Quand les profs font leur université d’été
Eduquer c’est d’abord penser, c’est d’abord réfléchir à ce que l’on fait, c’est prendre du recul sur le moindre de ses mouvements, le moindre de ses mots, parce que c’est la réalité vécue par tous les élèves, les profs ont du pouvoir, or quand nous avons du pouvoir, nous devons faire attention sinon même sans le vouloir nous pouvons faire des dégâts. Et dans l’éducation nationale, nous pouvons nous le dire des dégâts il y en a ! « Le temps est venu pour les enseignants de France de prendre leur destin en main. » C’est la première phrase de l’appel pour l’université d’été des enseignants rédigé en juillet. Fin août nous avions un beau programme.
Attention révolution pédagogique en cours
C’était le lundi, le premier jour, j’ai eu la chance de découvrir le film « L’arbre et le requin blanc » où l’on voit des enfants au cœur de Berlin, apprendre autrement, libres et heureux tout simplement. On voit bien dans ce film que les adultes qui sont là accompagnent bien plus qu’ils n’éduquent. Nous devrions faire attention, il y a bien une révolution pédagogique en cours et la base en est, je l’ai entendu de mes oreilles, venant de la bouche d’une prof après le film : « La base c’est que l’enfant peut apprendre par lui-même »… et dans la foulée cette autre idée venant d’une autre bouche : « ça remet en question l’idée de prof ». Oui c’est certain et ce qui émerge c’est l’ « accompagnatrice » ou « accompagnateur » ou « facilitateur » pourquoi pas. Et on se souvient d’Alice Miller qui disait il y a plusieurs décennies déjà « … je ne vois pas quelle signification positive on pourrait trouver au terme « éducation. » C’est dans « C’est pour ton bien ». Un autre prof dans le même contexte dira : « Je les adapte à quoi ? » Il était bien évident de constater que dans cette partie du monde une fois encore l’intelligence avait pris le pouvoir. Les profs ne sont pas ici juchés sur des certitudes, ils se confrontent aux questionnements les plus profonds, ils doutent eux-mêmes et s’en ouvrent, nous livrant par bribes des pans entiers de leur dure réalité. Il n’y avait là à s’exprimer dans le débat après le film, pratiquement que des femmes.
Pari risqué, pari gagné !

● DONNÉES FOURNIES
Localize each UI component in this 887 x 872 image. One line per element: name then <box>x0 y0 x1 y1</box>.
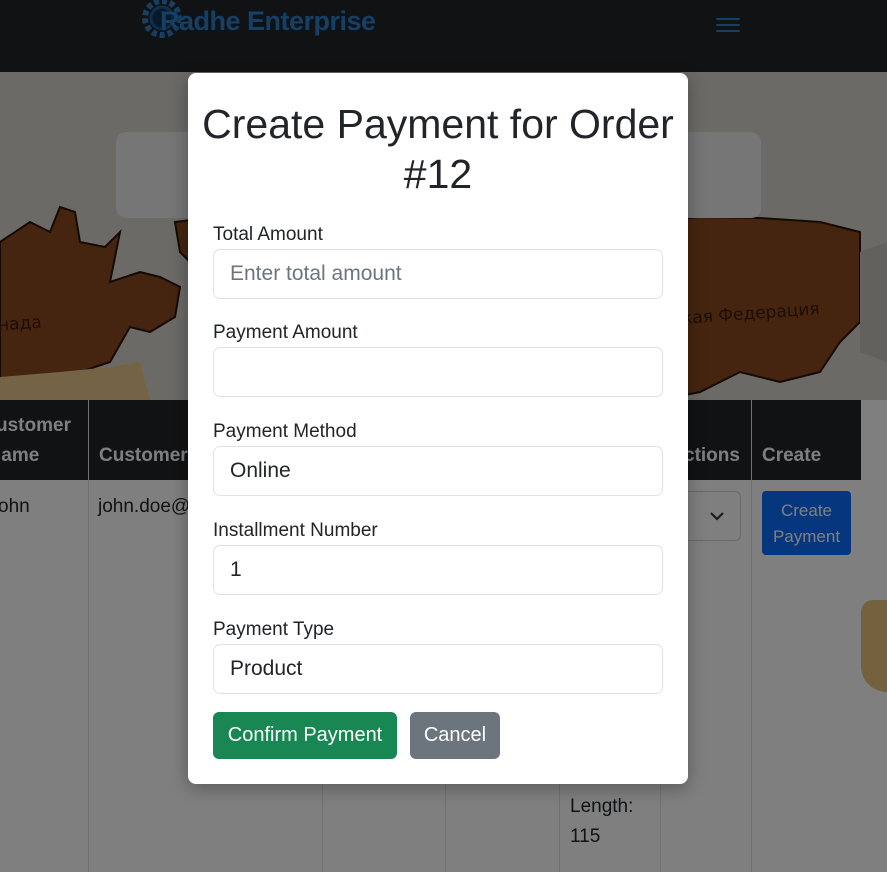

● CONSIGNE À SUIVRE
Pouvez-vous recopier à l'identique le passage du texte sur l'université d'été des enseignants, en commençant par « Quand les profs » et en continuant jusqu'à « un beau programme. » ?

● RÉPONSE PROPOSÉE
Quand les profs font leur université d’été
Eduquer c’est d’abord penser, c’est d’abord réfléchir à ce que l’on fait, c’est prendre du recul sur le moindre de ses mouvements, le moindre de ses mots, parce que c’est la réalité vécue par tous les élèves, les profs ont du pouvoir, or quand nous avons du pouvoir, nous devons faire attention sinon même sans le vouloir nous pouvons faire des dégâts. Et dans l’éducation nationale, nous pouvons nous le dire des dégâts il y en a ! « Le temps est venu pour les enseignants de France de prendre leur destin en main. » C’est la première phrase de l’appel pour l’université d’été des enseignants rédigé en juillet. Fin août nous avions un beau programme.